** Start Data shown **

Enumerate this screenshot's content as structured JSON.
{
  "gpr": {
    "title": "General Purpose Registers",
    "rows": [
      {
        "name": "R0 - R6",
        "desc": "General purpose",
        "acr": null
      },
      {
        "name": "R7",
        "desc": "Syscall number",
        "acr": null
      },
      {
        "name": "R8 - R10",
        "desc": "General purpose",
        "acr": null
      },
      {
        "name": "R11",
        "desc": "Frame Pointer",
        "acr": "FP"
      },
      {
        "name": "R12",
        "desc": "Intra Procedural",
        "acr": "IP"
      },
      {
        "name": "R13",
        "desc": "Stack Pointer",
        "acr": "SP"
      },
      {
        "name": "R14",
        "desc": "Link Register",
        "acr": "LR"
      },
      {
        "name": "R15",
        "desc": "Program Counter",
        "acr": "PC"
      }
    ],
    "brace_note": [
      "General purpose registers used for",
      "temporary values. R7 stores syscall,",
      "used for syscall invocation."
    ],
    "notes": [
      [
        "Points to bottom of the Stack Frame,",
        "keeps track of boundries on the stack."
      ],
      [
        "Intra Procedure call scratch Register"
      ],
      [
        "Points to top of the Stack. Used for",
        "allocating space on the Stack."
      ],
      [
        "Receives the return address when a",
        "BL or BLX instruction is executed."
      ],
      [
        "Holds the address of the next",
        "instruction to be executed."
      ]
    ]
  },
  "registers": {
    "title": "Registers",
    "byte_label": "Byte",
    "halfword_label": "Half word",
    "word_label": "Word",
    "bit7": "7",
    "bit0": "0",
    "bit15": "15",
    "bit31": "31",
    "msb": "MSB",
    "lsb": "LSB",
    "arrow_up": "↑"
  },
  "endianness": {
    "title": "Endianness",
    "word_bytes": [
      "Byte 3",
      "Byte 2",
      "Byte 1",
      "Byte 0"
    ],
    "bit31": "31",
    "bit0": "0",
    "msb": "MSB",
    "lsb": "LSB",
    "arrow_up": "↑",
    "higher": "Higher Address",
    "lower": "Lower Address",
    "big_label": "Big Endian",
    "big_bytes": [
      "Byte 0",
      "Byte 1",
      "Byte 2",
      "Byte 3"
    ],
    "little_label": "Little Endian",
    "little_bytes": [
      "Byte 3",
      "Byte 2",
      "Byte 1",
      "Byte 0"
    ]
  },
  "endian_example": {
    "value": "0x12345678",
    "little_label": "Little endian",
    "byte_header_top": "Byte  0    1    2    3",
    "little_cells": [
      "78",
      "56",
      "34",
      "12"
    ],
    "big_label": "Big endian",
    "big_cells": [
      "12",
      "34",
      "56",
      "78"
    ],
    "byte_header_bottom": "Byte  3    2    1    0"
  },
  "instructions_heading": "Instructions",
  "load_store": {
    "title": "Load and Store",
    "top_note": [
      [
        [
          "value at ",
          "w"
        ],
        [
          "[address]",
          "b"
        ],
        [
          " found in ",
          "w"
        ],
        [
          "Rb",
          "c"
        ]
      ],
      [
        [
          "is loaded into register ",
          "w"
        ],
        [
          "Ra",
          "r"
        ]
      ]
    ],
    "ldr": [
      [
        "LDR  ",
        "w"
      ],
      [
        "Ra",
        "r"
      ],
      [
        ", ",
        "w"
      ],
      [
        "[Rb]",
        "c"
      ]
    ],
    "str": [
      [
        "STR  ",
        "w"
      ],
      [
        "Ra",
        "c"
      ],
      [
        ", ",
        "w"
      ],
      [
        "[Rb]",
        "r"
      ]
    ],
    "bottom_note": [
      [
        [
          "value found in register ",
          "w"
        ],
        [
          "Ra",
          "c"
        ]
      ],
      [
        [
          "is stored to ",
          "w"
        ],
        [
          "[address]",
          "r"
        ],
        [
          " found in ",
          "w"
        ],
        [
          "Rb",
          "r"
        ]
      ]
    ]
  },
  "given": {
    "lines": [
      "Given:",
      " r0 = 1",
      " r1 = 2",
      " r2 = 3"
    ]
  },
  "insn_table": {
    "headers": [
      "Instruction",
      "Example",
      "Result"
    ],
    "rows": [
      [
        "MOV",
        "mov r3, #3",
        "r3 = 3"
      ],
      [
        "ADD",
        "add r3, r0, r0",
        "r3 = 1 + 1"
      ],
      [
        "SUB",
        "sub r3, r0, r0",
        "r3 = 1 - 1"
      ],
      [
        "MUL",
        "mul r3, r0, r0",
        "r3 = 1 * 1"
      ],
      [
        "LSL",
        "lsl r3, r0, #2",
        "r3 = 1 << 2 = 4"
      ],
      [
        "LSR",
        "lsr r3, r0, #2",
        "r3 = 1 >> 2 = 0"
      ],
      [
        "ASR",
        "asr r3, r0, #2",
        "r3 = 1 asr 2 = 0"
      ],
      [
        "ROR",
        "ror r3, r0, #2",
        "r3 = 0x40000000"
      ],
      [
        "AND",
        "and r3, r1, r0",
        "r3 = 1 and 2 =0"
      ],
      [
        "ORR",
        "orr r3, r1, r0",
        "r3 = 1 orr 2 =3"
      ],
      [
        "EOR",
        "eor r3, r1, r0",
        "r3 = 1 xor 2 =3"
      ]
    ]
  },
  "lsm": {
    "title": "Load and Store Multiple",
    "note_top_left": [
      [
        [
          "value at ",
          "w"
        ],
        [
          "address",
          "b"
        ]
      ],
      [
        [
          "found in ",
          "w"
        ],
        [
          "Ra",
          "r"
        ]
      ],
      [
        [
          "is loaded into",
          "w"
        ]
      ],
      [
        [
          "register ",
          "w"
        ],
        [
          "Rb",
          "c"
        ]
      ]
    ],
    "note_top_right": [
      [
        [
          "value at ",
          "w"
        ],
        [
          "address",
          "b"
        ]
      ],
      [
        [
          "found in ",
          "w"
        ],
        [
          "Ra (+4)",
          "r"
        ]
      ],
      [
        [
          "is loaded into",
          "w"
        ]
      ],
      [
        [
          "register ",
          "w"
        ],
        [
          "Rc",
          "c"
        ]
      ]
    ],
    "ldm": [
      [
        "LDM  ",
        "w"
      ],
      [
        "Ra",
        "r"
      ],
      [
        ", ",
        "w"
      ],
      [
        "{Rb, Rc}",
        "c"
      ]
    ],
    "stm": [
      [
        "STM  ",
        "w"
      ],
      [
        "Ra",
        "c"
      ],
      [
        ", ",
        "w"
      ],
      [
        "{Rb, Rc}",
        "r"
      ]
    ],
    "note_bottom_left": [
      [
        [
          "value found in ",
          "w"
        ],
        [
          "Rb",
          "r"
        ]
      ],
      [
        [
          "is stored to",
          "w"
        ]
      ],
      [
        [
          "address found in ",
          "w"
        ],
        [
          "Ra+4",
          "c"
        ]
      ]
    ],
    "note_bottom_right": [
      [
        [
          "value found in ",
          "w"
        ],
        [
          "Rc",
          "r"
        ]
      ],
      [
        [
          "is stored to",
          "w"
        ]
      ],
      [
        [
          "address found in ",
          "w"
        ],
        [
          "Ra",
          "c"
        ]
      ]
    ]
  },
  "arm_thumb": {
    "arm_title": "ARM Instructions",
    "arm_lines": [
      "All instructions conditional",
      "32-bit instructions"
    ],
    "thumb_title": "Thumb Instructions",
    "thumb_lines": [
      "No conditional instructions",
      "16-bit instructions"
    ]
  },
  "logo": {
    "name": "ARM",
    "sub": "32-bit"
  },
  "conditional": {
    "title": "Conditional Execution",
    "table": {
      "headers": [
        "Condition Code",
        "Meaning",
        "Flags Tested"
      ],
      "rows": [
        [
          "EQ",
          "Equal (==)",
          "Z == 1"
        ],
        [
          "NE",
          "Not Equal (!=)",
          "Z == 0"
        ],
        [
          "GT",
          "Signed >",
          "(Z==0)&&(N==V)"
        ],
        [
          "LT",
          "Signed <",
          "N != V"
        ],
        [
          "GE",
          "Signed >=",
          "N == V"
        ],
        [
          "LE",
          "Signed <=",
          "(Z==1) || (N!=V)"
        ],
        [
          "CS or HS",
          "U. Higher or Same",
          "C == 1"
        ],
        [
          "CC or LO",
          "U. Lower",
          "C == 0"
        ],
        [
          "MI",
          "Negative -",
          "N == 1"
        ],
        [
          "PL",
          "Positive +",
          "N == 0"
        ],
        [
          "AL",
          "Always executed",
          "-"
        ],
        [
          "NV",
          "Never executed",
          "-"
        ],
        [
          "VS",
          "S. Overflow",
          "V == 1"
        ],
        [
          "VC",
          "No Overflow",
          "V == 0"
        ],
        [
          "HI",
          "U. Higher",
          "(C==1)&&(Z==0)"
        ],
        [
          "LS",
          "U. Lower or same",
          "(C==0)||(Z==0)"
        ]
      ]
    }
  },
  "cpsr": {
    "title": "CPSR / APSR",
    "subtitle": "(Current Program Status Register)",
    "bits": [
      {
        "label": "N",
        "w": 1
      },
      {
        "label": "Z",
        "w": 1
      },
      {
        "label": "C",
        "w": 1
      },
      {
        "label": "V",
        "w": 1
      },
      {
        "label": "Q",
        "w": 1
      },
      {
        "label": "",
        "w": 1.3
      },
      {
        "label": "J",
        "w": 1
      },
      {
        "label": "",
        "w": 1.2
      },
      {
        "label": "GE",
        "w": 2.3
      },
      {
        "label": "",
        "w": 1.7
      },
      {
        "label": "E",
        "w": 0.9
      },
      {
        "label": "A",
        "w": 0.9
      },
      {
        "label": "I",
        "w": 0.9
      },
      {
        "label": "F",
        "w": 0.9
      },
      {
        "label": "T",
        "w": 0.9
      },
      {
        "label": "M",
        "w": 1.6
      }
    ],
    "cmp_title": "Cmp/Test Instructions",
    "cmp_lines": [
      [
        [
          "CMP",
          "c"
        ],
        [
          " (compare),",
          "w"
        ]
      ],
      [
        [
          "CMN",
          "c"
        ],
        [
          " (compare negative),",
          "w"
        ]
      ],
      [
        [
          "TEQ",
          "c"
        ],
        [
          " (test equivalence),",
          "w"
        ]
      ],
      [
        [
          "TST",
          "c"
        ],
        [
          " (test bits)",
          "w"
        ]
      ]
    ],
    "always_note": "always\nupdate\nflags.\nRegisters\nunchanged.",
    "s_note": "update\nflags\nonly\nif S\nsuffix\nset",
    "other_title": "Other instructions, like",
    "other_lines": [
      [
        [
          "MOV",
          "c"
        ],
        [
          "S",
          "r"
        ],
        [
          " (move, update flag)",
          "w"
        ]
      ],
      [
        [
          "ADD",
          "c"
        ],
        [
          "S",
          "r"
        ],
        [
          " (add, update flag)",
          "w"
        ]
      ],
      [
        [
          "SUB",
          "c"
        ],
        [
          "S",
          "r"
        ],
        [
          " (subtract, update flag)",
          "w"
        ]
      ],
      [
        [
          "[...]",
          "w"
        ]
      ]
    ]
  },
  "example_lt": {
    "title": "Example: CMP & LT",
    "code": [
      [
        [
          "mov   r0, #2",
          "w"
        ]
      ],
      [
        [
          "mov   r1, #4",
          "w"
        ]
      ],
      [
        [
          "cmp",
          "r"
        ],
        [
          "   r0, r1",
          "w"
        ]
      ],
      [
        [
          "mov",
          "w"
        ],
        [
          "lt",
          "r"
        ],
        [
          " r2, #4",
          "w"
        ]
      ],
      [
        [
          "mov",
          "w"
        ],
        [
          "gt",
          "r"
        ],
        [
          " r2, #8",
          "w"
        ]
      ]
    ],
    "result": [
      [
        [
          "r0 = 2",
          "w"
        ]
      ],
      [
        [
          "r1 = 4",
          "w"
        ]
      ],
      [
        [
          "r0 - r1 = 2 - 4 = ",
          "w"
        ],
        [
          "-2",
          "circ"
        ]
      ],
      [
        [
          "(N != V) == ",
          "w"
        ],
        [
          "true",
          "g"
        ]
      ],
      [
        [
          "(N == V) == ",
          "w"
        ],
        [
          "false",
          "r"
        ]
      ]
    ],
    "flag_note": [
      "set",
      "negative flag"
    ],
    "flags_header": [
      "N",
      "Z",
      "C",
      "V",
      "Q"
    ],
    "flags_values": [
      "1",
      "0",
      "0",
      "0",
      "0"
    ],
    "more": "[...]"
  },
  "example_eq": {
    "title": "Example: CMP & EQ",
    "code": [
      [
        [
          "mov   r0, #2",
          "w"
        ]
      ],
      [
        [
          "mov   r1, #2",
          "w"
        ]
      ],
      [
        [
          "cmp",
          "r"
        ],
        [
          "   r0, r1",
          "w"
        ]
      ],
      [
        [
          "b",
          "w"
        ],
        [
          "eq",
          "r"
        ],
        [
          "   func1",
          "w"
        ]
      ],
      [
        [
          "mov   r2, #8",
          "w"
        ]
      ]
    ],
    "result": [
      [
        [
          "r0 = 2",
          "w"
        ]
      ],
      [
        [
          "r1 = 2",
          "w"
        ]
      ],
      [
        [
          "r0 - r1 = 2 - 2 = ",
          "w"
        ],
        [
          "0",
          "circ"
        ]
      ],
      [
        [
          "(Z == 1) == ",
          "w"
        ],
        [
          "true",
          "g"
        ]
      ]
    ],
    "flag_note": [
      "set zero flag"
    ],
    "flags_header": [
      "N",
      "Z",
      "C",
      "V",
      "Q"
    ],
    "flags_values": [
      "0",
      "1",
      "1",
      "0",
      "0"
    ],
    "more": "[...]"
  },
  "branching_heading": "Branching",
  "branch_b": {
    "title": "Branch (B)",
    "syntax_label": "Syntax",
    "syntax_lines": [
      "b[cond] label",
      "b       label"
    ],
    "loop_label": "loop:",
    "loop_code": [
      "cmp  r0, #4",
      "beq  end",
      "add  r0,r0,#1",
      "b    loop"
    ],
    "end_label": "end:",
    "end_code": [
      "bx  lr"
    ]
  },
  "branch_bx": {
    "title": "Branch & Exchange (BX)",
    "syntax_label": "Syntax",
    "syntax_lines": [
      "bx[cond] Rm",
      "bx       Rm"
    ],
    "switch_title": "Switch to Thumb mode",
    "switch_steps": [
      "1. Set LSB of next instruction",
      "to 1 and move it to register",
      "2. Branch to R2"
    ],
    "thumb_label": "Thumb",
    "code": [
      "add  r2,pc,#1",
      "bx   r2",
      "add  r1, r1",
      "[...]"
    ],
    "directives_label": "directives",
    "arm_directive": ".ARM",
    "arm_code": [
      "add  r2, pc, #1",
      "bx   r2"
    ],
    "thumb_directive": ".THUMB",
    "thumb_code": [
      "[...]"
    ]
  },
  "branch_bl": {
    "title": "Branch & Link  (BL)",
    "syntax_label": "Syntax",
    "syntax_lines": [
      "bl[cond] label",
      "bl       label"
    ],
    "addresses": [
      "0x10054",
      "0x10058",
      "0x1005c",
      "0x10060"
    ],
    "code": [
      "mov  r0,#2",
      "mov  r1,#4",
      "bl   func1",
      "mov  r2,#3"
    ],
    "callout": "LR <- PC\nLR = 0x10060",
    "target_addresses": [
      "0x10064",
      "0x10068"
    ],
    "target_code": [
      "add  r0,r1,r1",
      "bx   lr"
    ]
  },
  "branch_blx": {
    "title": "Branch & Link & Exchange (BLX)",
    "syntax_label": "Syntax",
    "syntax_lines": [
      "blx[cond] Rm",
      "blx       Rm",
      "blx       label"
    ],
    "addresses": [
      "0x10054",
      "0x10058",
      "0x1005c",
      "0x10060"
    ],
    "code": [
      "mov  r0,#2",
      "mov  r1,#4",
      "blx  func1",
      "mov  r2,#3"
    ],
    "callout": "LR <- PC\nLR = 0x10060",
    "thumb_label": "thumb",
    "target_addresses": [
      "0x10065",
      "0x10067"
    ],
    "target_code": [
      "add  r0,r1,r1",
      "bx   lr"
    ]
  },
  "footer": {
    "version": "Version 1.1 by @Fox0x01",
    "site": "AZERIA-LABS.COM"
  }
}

** End Data shown **

### Given request
Where a line contains "Program", copy that line.

### Task result
        "desc": "Program Counter",
    "subtitle": "(Current Program Status Register)",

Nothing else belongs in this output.